## Records from a dataset
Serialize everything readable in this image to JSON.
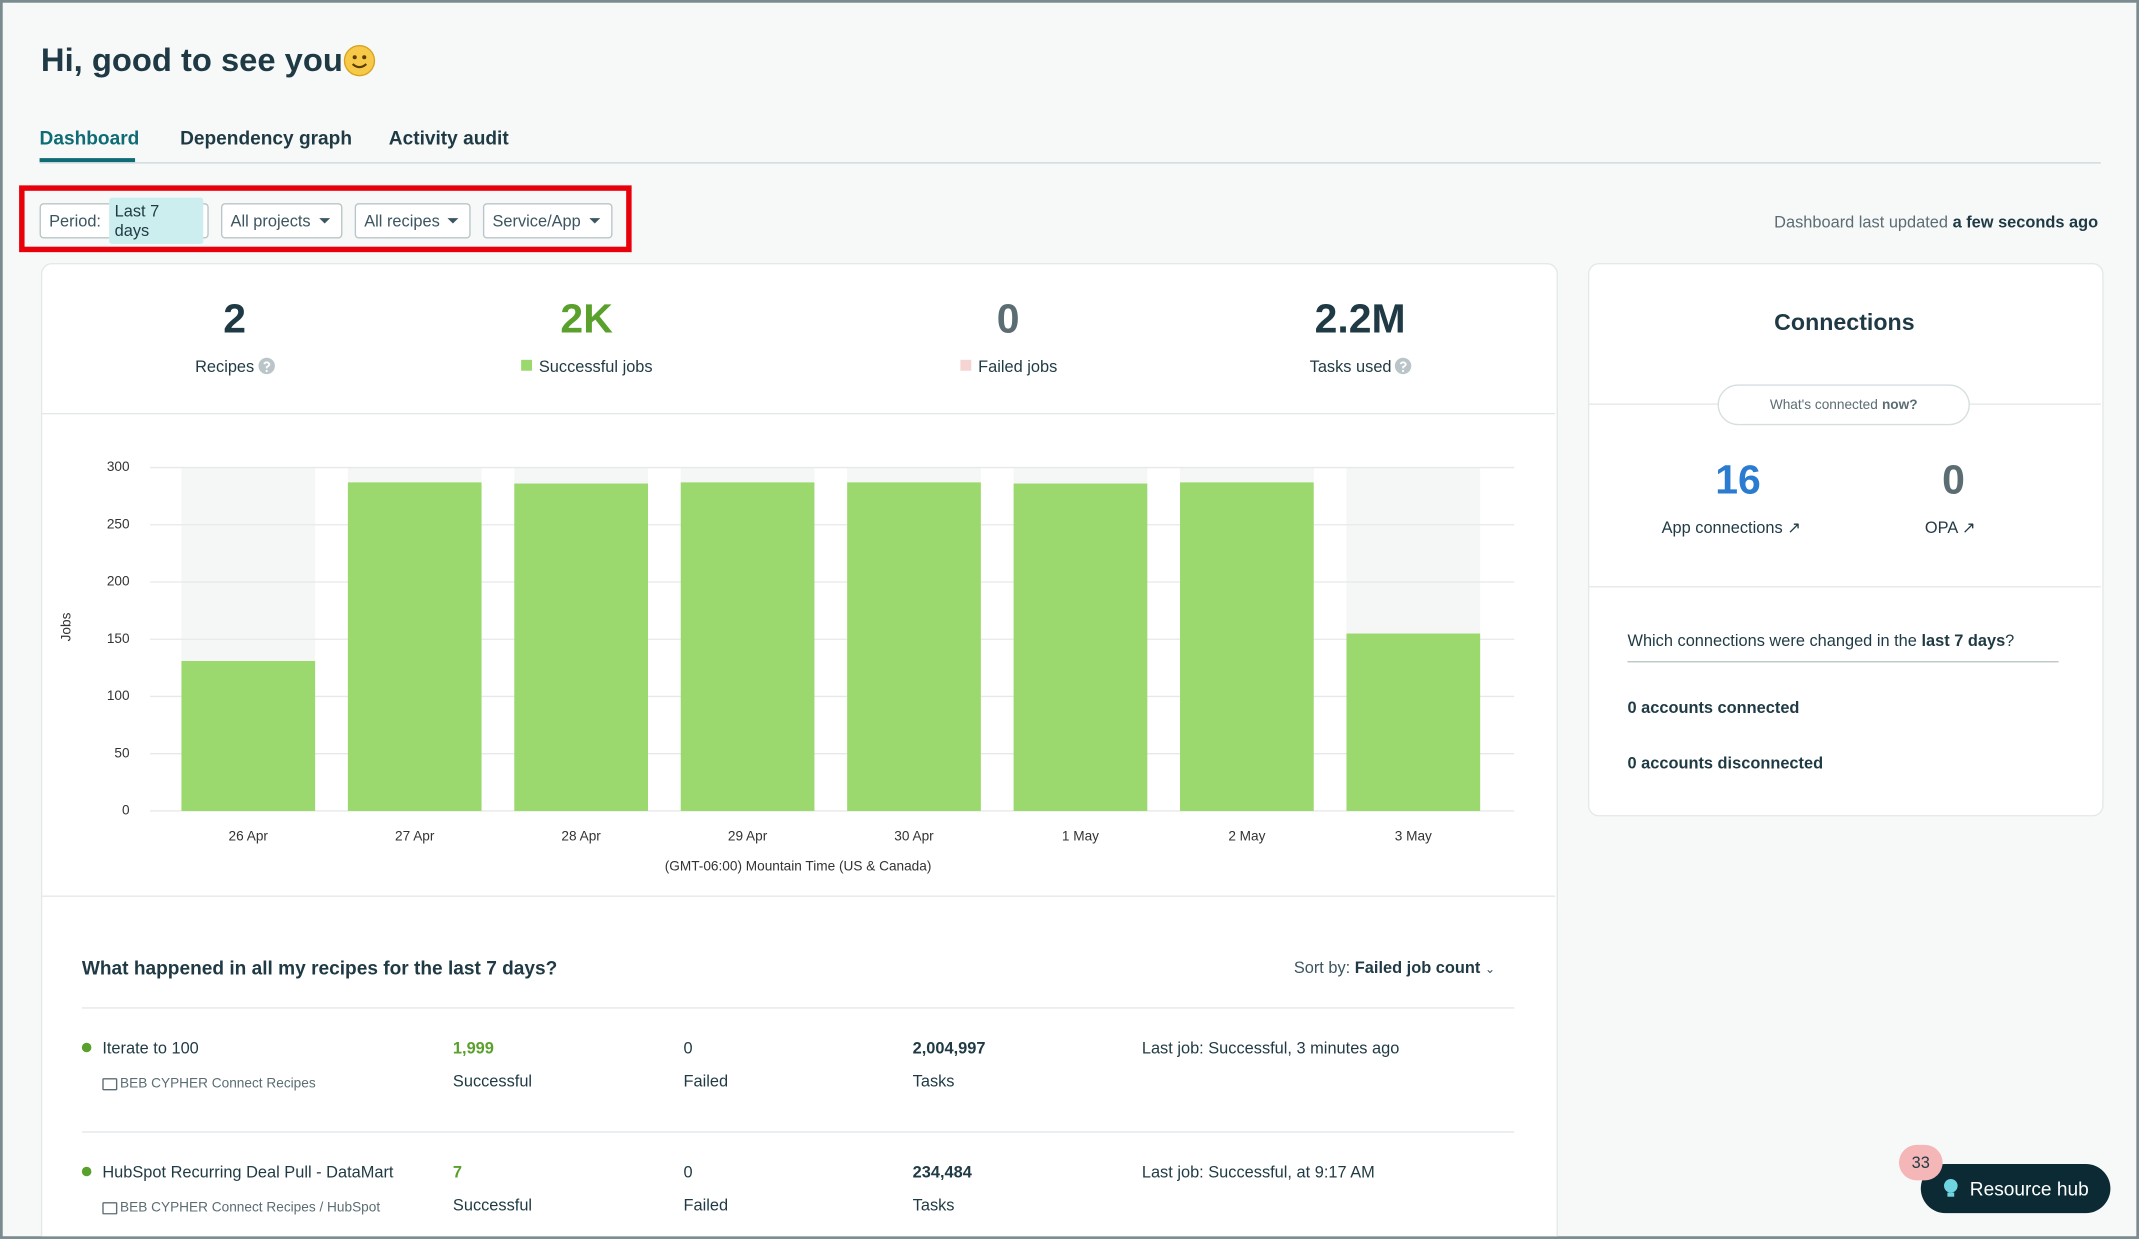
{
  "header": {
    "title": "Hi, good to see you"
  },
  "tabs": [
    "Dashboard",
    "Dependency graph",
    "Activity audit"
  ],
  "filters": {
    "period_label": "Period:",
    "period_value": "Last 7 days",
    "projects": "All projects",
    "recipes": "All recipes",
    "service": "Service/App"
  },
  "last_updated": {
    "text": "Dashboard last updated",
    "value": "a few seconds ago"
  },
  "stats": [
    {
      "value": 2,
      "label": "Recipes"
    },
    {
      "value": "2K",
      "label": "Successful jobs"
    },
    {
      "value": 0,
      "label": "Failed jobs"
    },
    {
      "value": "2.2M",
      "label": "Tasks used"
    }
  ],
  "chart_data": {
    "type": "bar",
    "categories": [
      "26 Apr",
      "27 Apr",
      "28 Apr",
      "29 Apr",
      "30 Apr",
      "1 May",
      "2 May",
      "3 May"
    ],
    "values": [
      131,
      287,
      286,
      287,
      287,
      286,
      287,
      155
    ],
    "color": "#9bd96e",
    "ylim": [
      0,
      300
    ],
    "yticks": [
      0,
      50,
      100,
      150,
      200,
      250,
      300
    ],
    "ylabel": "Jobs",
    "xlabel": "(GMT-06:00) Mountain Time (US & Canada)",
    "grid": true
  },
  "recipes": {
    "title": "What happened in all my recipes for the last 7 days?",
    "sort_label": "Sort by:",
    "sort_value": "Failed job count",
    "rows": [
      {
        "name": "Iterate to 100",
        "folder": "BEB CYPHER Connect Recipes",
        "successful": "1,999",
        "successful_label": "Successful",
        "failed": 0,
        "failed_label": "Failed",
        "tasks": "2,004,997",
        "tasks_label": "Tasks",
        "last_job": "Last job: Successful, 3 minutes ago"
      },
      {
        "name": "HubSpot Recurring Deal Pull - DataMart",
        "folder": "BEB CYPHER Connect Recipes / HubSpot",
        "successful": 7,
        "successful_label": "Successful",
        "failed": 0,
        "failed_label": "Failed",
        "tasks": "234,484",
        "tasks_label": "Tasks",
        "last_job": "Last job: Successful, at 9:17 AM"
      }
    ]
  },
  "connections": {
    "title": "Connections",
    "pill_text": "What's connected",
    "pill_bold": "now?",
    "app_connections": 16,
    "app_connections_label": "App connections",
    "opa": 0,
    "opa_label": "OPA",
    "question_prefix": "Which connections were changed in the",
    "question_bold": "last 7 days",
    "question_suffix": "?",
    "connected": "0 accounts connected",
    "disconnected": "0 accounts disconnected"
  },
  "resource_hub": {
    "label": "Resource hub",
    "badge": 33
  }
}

## WRITTEN EXERCISE
Report all lines of the data above that include the string "What".

## REPLY TO THE TASK
    "title": "What happened in all my recipes for the last 7 days?",
    "pill_text": "What's connected",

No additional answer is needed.